Data records
------------------------
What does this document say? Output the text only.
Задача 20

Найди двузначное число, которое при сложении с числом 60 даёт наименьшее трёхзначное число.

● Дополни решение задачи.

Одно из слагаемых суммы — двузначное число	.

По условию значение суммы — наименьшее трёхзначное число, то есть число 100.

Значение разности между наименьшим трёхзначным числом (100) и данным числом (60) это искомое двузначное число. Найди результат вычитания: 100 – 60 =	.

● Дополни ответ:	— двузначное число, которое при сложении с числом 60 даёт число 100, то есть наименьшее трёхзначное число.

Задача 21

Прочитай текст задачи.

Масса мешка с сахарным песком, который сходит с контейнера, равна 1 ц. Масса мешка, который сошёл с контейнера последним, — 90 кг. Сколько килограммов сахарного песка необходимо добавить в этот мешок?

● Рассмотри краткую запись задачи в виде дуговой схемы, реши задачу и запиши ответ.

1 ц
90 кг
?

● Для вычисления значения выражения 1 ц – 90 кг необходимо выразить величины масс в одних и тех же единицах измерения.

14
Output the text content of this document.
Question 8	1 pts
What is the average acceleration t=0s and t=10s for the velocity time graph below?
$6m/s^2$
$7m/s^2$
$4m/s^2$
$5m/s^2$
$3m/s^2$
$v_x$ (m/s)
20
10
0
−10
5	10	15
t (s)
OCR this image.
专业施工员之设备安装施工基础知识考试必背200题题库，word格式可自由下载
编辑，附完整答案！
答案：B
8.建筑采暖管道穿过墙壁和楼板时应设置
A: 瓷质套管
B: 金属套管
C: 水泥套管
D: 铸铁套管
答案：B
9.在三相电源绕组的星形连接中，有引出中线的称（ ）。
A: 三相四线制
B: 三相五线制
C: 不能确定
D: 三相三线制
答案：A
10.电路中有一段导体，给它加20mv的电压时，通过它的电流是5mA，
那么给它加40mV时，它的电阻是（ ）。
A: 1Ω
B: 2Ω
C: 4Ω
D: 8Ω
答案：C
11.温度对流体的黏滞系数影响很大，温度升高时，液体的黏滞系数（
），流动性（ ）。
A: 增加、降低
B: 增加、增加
------------------------
**Short task**: State how many lines of the records above contain "которое", with no words besides the number.

**Task response**: 2